━━━ Data to use ━━━
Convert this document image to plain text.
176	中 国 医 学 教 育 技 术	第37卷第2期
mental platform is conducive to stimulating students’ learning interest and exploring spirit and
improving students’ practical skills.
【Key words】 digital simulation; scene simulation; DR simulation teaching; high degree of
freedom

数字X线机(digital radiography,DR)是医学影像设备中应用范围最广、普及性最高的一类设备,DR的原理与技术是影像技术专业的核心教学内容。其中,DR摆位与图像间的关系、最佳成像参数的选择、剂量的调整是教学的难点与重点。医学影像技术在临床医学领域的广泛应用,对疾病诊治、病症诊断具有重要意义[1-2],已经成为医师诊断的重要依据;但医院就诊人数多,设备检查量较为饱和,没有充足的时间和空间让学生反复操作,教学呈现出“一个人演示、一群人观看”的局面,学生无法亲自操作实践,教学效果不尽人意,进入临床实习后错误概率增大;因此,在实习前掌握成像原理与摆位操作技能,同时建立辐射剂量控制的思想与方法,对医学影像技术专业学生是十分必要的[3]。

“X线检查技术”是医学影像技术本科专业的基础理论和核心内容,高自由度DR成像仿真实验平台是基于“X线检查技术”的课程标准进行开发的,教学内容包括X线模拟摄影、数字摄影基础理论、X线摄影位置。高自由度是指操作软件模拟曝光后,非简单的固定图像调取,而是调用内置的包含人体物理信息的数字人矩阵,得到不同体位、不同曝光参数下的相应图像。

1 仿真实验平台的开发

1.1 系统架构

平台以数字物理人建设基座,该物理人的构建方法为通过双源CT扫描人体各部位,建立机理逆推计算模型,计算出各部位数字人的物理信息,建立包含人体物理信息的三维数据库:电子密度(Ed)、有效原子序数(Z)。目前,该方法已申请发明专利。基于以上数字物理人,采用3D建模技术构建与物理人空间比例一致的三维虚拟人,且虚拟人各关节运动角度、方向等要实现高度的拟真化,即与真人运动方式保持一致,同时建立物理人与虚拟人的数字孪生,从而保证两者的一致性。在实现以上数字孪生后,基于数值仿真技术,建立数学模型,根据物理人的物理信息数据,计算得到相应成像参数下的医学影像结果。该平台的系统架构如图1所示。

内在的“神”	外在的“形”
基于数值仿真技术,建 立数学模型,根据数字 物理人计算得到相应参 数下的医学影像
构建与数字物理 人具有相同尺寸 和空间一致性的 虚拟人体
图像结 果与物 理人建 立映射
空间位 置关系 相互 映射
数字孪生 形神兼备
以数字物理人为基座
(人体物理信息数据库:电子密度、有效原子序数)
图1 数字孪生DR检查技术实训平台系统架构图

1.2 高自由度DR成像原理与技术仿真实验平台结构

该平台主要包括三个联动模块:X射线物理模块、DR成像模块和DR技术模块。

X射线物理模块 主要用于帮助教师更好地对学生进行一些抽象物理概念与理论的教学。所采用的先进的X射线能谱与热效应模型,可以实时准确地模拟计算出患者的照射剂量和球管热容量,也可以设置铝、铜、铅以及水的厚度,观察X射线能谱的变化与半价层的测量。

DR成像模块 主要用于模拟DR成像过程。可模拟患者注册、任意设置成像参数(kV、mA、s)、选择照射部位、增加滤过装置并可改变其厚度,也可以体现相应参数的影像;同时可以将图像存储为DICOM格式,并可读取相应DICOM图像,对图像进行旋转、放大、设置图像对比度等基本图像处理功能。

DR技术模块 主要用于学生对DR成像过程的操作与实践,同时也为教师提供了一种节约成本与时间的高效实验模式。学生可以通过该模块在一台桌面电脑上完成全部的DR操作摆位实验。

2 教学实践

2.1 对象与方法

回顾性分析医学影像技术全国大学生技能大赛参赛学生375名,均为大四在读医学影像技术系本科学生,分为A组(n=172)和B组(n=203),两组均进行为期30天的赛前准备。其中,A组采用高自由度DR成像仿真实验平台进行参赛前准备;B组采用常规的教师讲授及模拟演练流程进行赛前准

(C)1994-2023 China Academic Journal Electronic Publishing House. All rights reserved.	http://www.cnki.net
━━━
§ Task instructions
Transcribe the whole listing with nothing added or left out.

§ Task solution
Convert this document image to plain text.
176	中 国 医 学 教 育 技 术	第37卷第2期
mental platform is conducive to stimulating students’ learning interest and exploring spirit and
improving students’ practical skills.
【Key words】 digital simulation; scene simulation; DR simulation teaching; high degree of
freedom

数字X线机(digital radiography,DR)是医学影像设备中应用范围最广、普及性最高的一类设备,DR的原理与技术是影像技术专业的核心教学内容。其中,DR摆位与图像间的关系、最佳成像参数的选择、剂量的调整是教学的难点与重点。医学影像技术在临床医学领域的广泛应用,对疾病诊治、病症诊断具有重要意义[1-2],已经成为医师诊断的重要依据;但医院就诊人数多,设备检查量较为饱和,没有充足的时间和空间让学生反复操作,教学呈现出“一个人演示、一群人观看”的局面,学生无法亲自操作实践,教学效果不尽人意,进入临床实习后错误概率增大;因此,在实习前掌握成像原理与摆位操作技能,同时建立辐射剂量控制的思想与方法,对医学影像技术专业学生是十分必要的[3]。

“X线检查技术”是医学影像技术本科专业的基础理论和核心内容,高自由度DR成像仿真实验平台是基于“X线检查技术”的课程标准进行开发的,教学内容包括X线模拟摄影、数字摄影基础理论、X线摄影位置。高自由度是指操作软件模拟曝光后,非简单的固定图像调取,而是调用内置的包含人体物理信息的数字人矩阵,得到不同体位、不同曝光参数下的相应图像。

1 仿真实验平台的开发

1.1 系统架构

平台以数字物理人建设基座,该物理人的构建方法为通过双源CT扫描人体各部位,建立机理逆推计算模型,计算出各部位数字人的物理信息,建立包含人体物理信息的三维数据库:电子密度(Ed)、有效原子序数(Z)。目前,该方法已申请发明专利。基于以上数字物理人,采用3D建模技术构建与物理人空间比例一致的三维虚拟人,且虚拟人各关节运动角度、方向等要实现高度的拟真化,即与真人运动方式保持一致,同时建立物理人与虚拟人的数字孪生,从而保证两者的一致性。在实现以上数字孪生后,基于数值仿真技术,建立数学模型,根据物理人的物理信息数据,计算得到相应成像参数下的医学影像结果。该平台的系统架构如图1所示。

内在的“神”	外在的“形”
基于数值仿真技术,建 立数学模型,根据数字 物理人计算得到相应参 数下的医学影像
构建与数字物理 人具有相同尺寸 和空间一致性的 虚拟人体
图像结 果与物 理人建 立映射
空间位 置关系 相互 映射
数字孪生 形神兼备
以数字物理人为基座
(人体物理信息数据库:电子密度、有效原子序数)
图1 数字孪生DR检查技术实训平台系统架构图

1.2 高自由度DR成像原理与技术仿真实验平台结构

该平台主要包括三个联动模块:X射线物理模块、DR成像模块和DR技术模块。

X射线物理模块 主要用于帮助教师更好地对学生进行一些抽象物理概念与理论的教学。所采用的先进的X射线能谱与热效应模型,可以实时准确地模拟计算出患者的照射剂量和球管热容量,也可以设置铝、铜、铅以及水的厚度,观察X射线能谱的变化与半价层的测量。

DR成像模块 主要用于模拟DR成像过程。可模拟患者注册、任意设置成像参数(kV、mA、s)、选择照射部位、增加滤过装置并可改变其厚度,也可以体现相应参数的影像;同时可以将图像存储为DICOM格式,并可读取相应DICOM图像,对图像进行旋转、放大、设置图像对比度等基本图像处理功能。

DR技术模块 主要用于学生对DR成像过程的操作与实践,同时也为教师提供了一种节约成本与时间的高效实验模式。学生可以通过该模块在一台桌面电脑上完成全部的DR操作摆位实验。

2 教学实践

2.1 对象与方法

回顾性分析医学影像技术全国大学生技能大赛参赛学生375名,均为大四在读医学影像技术系本科学生,分为A组(n=172)和B组(n=203),两组均进行为期30天的赛前准备。其中,A组采用高自由度DR成像仿真实验平台进行参赛前准备;B组采用常规的教师讲授及模拟演练流程进行赛前准

(C)1994-2023 China Academic Journal Electronic Publishing House. All rights reserved.	http://www.cnki.net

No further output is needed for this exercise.